(Element position data)
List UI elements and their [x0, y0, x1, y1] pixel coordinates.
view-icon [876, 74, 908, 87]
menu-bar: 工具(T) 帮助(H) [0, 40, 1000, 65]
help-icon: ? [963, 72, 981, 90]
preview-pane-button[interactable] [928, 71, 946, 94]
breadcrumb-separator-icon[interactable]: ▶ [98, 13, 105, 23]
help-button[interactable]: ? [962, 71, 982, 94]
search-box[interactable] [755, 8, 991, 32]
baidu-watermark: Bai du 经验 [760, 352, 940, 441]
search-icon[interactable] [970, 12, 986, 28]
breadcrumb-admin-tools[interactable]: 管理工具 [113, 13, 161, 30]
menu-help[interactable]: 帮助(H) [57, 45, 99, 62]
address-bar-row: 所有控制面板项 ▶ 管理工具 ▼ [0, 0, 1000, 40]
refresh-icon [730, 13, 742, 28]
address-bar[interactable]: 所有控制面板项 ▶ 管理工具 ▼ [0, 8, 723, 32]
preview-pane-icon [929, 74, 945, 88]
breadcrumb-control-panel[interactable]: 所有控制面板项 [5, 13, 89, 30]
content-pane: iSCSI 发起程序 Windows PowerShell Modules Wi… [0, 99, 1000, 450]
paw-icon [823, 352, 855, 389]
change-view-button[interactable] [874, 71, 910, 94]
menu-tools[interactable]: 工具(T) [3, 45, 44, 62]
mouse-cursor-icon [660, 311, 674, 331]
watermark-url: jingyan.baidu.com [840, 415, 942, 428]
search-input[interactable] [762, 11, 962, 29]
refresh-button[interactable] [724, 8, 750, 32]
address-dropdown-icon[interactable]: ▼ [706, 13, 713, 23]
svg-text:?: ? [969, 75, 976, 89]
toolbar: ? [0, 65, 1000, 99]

→ Problem:
Return every line of the records above as a JSON list of strings, one string per line, leaving out any blank lines.

→ Output for this task:
[
  "List UI elements and their [x0, y0, x1, y1] pixel coordinates.",
  "view-icon [876, 74, 908, 87]",
  "menu-bar: 工具(T) 帮助(H) [0, 40, 1000, 65]",
  "help-icon: ? [963, 72, 981, 90]",
  "preview-pane-button[interactable] [928, 71, 946, 94]",
  "breadcrumb-separator-icon[interactable]: ▶ [98, 13, 105, 23]",
  "help-button[interactable]: ? [962, 71, 982, 94]",
  "search-box[interactable] [755, 8, 991, 32]",
  "baidu-watermark: Bai du 经验 [760, 352, 940, 441]",
  "search-icon[interactable] [970, 12, 986, 28]",
  "breadcrumb-admin-tools[interactable]: 管理工具 [113, 13, 161, 30]",
  "menu-help[interactable]: 帮助(H) [57, 45, 99, 62]",
  "address-bar-row: 所有控制面板项 ▶ 管理工具 ▼ [0, 0, 1000, 40]",
  "refresh-icon [730, 13, 742, 28]",
  "address-bar[interactable]: 所有控制面板项 ▶ 管理工具 ▼ [0, 8, 723, 32]",
  "preview-pane-icon [929, 74, 945, 88]",
  "breadcrumb-control-panel[interactable]: 所有控制面板项 [5, 13, 89, 30]",
  "content-pane: iSCSI 发起程序 Windows PowerShell Modules Wi… [0, 99, 1000, 450]",
  "paw-icon [823, 352, 855, 389]",
  "change-view-button[interactable] [874, 71, 910, 94]",
  "menu-tools[interactable]: 工具(T) [3, 45, 44, 62]",
  "mouse-cursor-icon [660, 311, 674, 331]",
  "watermark-url: jingyan.baidu.com [840, 415, 942, 428]",
  "search-input[interactable] [762, 11, 962, 29]",
  "refresh-button[interactable] [724, 8, 750, 32]",
  "address-dropdown-icon[interactable]: ▼ [706, 13, 713, 23]",
  "svg-text:?: ? [969, 75, 976, 89]",
  "toolbar: ? [0, 65, 1000, 99]"
]